> **The request**
Print each line exactly as it is given.

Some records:
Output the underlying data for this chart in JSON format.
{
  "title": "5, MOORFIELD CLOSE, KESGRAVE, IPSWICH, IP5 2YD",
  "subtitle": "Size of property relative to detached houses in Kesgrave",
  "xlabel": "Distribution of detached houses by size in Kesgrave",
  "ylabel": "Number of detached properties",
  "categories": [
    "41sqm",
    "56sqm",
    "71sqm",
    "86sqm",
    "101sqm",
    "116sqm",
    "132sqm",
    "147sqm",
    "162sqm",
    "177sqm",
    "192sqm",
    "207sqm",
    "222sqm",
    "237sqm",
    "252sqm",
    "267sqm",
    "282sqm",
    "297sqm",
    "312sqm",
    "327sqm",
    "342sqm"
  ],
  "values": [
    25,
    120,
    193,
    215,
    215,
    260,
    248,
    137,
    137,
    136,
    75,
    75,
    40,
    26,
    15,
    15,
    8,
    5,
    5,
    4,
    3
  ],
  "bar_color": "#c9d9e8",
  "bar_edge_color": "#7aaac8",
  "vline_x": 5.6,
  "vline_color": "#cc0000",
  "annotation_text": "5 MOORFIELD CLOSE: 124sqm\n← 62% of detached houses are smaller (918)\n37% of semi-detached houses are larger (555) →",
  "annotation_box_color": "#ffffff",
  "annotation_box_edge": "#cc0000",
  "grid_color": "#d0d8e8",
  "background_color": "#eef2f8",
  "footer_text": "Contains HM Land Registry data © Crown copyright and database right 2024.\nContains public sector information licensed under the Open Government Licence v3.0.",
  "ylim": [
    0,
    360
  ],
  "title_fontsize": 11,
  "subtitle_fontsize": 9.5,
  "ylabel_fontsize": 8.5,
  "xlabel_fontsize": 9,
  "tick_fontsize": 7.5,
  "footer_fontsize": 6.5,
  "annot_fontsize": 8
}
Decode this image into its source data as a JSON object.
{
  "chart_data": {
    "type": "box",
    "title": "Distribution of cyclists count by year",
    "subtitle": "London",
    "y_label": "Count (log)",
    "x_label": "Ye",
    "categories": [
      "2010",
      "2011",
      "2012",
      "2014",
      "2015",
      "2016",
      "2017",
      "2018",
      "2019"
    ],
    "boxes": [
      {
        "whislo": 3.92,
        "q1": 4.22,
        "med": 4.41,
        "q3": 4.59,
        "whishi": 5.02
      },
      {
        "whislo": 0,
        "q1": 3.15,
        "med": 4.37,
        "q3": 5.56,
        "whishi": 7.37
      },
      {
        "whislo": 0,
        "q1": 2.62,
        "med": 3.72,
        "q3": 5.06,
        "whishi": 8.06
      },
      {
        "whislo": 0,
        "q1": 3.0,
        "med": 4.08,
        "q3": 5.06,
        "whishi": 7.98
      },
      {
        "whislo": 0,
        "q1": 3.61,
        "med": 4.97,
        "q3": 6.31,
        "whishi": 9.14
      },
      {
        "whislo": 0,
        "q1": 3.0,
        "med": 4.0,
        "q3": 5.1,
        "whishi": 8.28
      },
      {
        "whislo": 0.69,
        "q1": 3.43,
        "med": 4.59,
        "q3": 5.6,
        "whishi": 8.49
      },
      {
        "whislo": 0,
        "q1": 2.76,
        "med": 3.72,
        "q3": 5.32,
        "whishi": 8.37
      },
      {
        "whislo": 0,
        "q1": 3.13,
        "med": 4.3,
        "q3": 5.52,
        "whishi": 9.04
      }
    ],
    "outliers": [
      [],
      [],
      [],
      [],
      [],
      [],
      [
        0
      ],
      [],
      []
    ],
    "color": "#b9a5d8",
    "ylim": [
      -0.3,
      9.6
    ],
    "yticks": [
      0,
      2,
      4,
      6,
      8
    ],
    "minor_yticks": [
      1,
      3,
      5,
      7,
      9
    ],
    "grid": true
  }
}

> **Result of this exercise**
Output the underlying data for this chart in JSON format.
{
  "title": "5, MOORFIELD CLOSE, KESGRAVE, IPSWICH, IP5 2YD",
  "subtitle": "Size of property relative to detached houses in Kesgrave",
  "xlabel": "Distribution of detached houses by size in Kesgrave",
  "ylabel": "Number of detached properties",
  "categories": [
    "41sqm",
    "56sqm",
    "71sqm",
    "86sqm",
    "101sqm",
    "116sqm",
    "132sqm",
    "147sqm",
    "162sqm",
    "177sqm",
    "192sqm",
    "207sqm",
    "222sqm",
    "237sqm",
    "252sqm",
    "267sqm",
    "282sqm",
    "297sqm",
    "312sqm",
    "327sqm",
    "342sqm"
  ],
  "values": [
    25,
    120,
    193,
    215,
    215,
    260,
    248,
    137,
    137,
    136,
    75,
    75,
    40,
    26,
    15,
    15,
    8,
    5,
    5,
    4,
    3
  ],
  "bar_color": "#c9d9e8",
  "bar_edge_color": "#7aaac8",
  "vline_x": 5.6,
  "vline_color": "#cc0000",
  "annotation_text": "5 MOORFIELD CLOSE: 124sqm\n← 62% of detached houses are smaller (918)\n37% of semi-detached houses are larger (555) →",
  "annotation_box_color": "#ffffff",
  "annotation_box_edge": "#cc0000",
  "grid_color": "#d0d8e8",
  "background_color": "#eef2f8",
  "footer_text": "Contains HM Land Registry data © Crown copyright and database right 2024.\nContains public sector information licensed under the Open Government Licence v3.0.",
  "ylim": [
    0,
    360
  ],
  "title_fontsize": 11,
  "subtitle_fontsize": 9.5,
  "ylabel_fontsize": 8.5,
  "xlabel_fontsize": 9,
  "tick_fontsize": 7.5,
  "footer_fontsize": 6.5,
  "annot_fontsize": 8
}
Decode this image into its source data as a JSON object.
{
  "chart_data": {
    "type": "box",
    "title": "Distribution of cyclists count by year",
    "subtitle": "London",
    "y_label": "Count (log)",
    "x_label": "Ye",
    "categories": [
      "2010",
      "2011",
      "2012",
      "2014",
      "2015",
      "2016",
      "2017",
      "2018",
      "2019"
    ],
    "boxes": [
      {
        "whislo": 3.92,
        "q1": 4.22,
        "med": 4.41,
        "q3": 4.59,
        "whishi": 5.02
      },
      {
        "whislo": 0,
        "q1": 3.15,
        "med": 4.37,
        "q3": 5.56,
        "whishi": 7.37
      },
      {
        "whislo": 0,
        "q1": 2.62,
        "med": 3.72,
        "q3": 5.06,
        "whishi": 8.06
      },
      {
        "whislo": 0,
        "q1": 3.0,
        "med": 4.08,
        "q3": 5.06,
        "whishi": 7.98
      },
      {
        "whislo": 0,
        "q1": 3.61,
        "med": 4.97,
        "q3": 6.31,
        "whishi": 9.14
      },
      {
        "whislo": 0,
        "q1": 3.0,
        "med": 4.0,
        "q3": 5.1,
        "whishi": 8.28
      },
      {
        "whislo": 0.69,
        "q1": 3.43,
        "med": 4.59,
        "q3": 5.6,
        "whishi": 8.49
      },
      {
        "whislo": 0,
        "q1": 2.76,
        "med": 3.72,
        "q3": 5.32,
        "whishi": 8.37
      },
      {
        "whislo": 0,
        "q1": 3.13,
        "med": 4.3,
        "q3": 5.52,
        "whishi": 9.04
      }
    ],
    "outliers": [
      [],
      [],
      [],
      [],
      [],
      [],
      [
        0
      ],
      [],
      []
    ],
    "color": "#b9a5d8",
    "ylim": [
      -0.3,
      9.6
    ],
    "yticks": [
      0,
      2,
      4,
      6,
      8
    ],
    "minor_yticks": [
      1,
      3,
      5,
      7,
      9
    ],
    "grid": true
  }
}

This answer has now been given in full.